→ Data section
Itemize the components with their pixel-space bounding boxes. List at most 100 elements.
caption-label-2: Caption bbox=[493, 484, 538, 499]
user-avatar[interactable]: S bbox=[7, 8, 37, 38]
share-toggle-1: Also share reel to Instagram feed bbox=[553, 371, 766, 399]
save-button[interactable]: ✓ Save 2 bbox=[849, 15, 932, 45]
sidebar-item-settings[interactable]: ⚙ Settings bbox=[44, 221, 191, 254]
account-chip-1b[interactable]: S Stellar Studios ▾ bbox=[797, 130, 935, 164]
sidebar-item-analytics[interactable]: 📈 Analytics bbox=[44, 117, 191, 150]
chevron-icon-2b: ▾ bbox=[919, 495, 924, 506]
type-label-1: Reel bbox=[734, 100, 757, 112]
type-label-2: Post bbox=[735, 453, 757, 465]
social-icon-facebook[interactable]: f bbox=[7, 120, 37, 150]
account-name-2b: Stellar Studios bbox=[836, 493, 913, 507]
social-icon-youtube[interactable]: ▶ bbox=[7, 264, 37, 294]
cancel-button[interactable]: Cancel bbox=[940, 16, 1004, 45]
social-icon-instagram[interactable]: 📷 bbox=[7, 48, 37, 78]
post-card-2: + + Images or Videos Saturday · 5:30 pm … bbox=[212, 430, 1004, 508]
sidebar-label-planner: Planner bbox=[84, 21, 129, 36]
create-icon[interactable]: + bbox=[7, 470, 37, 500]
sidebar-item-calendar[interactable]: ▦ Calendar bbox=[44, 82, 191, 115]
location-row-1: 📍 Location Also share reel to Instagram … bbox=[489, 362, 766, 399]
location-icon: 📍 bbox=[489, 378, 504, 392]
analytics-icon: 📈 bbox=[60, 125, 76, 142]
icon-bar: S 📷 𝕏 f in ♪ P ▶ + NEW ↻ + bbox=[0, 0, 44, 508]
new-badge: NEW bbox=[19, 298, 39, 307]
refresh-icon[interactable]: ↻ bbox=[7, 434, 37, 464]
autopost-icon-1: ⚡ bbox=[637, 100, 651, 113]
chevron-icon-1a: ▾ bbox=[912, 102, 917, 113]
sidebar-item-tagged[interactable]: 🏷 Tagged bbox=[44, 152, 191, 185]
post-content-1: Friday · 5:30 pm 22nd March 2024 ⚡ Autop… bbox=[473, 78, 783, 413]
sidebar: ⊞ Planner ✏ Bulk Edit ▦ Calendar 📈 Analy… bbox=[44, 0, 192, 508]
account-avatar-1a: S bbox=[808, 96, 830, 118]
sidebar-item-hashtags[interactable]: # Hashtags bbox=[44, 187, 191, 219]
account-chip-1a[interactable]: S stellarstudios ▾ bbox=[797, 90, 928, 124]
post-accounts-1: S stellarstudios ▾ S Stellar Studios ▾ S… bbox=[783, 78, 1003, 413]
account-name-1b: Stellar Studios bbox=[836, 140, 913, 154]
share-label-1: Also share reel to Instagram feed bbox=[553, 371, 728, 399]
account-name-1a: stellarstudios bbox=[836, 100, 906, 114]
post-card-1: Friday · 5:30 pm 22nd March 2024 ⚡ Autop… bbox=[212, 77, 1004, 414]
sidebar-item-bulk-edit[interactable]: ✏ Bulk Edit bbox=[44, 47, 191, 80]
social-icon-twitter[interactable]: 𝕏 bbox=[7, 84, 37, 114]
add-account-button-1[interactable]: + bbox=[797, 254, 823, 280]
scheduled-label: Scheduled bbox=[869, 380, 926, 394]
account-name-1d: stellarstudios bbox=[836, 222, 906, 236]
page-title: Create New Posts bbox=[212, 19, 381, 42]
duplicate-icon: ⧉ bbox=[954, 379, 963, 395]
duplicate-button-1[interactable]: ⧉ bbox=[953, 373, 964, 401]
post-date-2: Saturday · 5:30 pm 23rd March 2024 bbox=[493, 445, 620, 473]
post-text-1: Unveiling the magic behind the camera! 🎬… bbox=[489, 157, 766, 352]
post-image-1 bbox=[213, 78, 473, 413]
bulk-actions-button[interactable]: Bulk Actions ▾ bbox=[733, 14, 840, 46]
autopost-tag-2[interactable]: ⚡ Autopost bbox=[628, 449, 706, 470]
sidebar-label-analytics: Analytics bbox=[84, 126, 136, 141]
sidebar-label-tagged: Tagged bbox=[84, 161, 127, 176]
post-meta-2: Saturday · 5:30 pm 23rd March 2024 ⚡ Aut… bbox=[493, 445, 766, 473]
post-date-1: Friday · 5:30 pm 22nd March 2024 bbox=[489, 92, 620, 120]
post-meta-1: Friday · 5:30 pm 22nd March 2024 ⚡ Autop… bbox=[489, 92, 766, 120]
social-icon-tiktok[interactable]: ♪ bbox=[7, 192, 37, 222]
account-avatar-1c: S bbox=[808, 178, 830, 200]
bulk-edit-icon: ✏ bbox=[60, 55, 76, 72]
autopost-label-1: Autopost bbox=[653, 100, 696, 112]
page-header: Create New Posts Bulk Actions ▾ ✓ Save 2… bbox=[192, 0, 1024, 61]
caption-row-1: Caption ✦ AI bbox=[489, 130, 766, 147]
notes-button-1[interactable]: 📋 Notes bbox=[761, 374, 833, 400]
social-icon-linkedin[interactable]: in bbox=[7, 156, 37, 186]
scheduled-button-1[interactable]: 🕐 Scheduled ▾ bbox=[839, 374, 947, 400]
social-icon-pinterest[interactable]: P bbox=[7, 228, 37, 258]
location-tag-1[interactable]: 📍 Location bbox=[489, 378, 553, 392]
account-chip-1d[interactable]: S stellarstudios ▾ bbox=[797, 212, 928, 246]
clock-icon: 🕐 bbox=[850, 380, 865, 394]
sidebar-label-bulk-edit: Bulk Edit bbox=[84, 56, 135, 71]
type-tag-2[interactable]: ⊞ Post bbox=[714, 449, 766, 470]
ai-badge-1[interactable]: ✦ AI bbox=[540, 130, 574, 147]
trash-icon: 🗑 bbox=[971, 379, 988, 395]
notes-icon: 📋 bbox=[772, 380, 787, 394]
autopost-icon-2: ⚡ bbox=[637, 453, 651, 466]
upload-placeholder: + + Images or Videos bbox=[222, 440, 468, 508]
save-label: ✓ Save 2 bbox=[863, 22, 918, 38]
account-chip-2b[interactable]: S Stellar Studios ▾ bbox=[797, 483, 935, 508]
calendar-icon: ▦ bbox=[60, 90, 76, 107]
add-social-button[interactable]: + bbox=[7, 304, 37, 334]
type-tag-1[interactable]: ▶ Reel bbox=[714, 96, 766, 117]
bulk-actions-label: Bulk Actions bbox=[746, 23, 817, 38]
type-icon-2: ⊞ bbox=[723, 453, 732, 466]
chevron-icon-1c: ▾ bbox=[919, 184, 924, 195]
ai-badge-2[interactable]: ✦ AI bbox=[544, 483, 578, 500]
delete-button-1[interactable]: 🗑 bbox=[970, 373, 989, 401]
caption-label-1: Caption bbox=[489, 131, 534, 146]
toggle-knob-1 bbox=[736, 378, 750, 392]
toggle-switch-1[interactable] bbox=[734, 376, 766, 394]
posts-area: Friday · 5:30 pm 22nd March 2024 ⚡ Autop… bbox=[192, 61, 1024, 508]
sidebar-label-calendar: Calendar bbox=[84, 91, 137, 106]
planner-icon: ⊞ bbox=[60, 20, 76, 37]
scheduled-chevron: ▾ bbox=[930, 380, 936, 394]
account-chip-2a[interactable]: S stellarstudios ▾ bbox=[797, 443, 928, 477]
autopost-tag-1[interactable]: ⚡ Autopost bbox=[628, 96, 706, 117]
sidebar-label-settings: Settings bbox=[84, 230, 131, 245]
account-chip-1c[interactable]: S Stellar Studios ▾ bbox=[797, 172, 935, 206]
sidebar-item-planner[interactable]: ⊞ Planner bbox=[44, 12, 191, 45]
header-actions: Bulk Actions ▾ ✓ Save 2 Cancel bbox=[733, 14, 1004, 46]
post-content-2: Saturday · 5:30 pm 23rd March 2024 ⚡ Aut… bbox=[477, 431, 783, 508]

→ Exercise brief
Update the material from its first line through the line that contains "cancel-button[interactable]: Cancel bbox=[940, 16, 1004, 45]" by changing "Stellar Studios" to "Stellar Media", and give back only those lines with everything else unchanged.

→ Solution for this task
Itemize the components with their pixel-space bounding boxes. List at most 100 elements.
caption-label-2: Caption bbox=[493, 484, 538, 499]
user-avatar[interactable]: S bbox=[7, 8, 37, 38]
share-toggle-1: Also share reel to Instagram feed bbox=[553, 371, 766, 399]
save-button[interactable]: ✓ Save 2 bbox=[849, 15, 932, 45]
sidebar-item-settings[interactable]: ⚙ Settings bbox=[44, 221, 191, 254]
account-chip-1b[interactable]: S Stellar Media ▾ bbox=[797, 130, 935, 164]
sidebar-item-analytics[interactable]: 📈 Analytics bbox=[44, 117, 191, 150]
chevron-icon-2b: ▾ bbox=[919, 495, 924, 506]
type-label-1: Reel bbox=[734, 100, 757, 112]
type-label-2: Post bbox=[735, 453, 757, 465]
social-icon-facebook[interactable]: f bbox=[7, 120, 37, 150]
account-name-2b: Stellar Media bbox=[836, 493, 913, 507]
social-icon-youtube[interactable]: ▶ bbox=[7, 264, 37, 294]
cancel-button[interactable]: Cancel bbox=[940, 16, 1004, 45]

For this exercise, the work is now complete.